Given records:

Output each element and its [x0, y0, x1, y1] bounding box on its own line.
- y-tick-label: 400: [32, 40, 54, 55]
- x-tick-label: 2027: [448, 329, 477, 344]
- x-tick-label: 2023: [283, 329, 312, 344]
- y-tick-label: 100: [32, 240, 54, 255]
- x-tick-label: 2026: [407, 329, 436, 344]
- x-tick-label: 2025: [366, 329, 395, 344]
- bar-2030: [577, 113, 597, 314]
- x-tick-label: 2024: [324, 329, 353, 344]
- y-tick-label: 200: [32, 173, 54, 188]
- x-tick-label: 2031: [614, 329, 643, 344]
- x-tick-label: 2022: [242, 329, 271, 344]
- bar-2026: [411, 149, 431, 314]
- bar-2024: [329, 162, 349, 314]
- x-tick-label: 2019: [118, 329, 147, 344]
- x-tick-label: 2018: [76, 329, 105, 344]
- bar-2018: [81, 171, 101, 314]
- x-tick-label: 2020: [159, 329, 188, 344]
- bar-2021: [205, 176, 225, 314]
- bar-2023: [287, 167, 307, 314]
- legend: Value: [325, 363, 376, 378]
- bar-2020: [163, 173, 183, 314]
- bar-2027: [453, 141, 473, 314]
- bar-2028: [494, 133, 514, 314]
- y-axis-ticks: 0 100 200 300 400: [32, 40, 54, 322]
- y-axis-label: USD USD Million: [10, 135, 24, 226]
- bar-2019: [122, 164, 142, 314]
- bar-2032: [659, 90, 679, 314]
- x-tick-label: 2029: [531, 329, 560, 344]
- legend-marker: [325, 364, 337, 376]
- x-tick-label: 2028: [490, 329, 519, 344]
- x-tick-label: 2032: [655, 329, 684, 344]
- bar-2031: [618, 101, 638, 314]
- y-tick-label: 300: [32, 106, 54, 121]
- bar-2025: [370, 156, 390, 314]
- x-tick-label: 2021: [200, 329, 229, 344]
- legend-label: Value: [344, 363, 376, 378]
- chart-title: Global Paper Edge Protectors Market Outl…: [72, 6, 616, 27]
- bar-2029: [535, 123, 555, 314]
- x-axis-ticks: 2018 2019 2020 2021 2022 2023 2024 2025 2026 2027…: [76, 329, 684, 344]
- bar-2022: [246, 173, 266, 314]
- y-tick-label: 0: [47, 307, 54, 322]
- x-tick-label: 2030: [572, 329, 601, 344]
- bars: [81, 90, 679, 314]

Aim of the task: Repeat the material from its first line through the line containing "- bar-2026: [411, 149, 431, 314]", swapping every "x-tick-label" for "x-axis-label" and leaving everything else unchanged.

Exercise response:
Output each element and its [x0, y0, x1, y1] bounding box on its own line.
- y-tick-label: 400: [32, 40, 54, 55]
- x-axis-label: 2027: [448, 329, 477, 344]
- x-axis-label: 2023: [283, 329, 312, 344]
- y-tick-label: 100: [32, 240, 54, 255]
- x-axis-label: 2026: [407, 329, 436, 344]
- x-axis-label: 2025: [366, 329, 395, 344]
- bar-2030: [577, 113, 597, 314]
- x-axis-label: 2024: [324, 329, 353, 344]
- y-tick-label: 200: [32, 173, 54, 188]
- x-axis-label: 2031: [614, 329, 643, 344]
- x-axis-label: 2022: [242, 329, 271, 344]
- bar-2026: [411, 149, 431, 314]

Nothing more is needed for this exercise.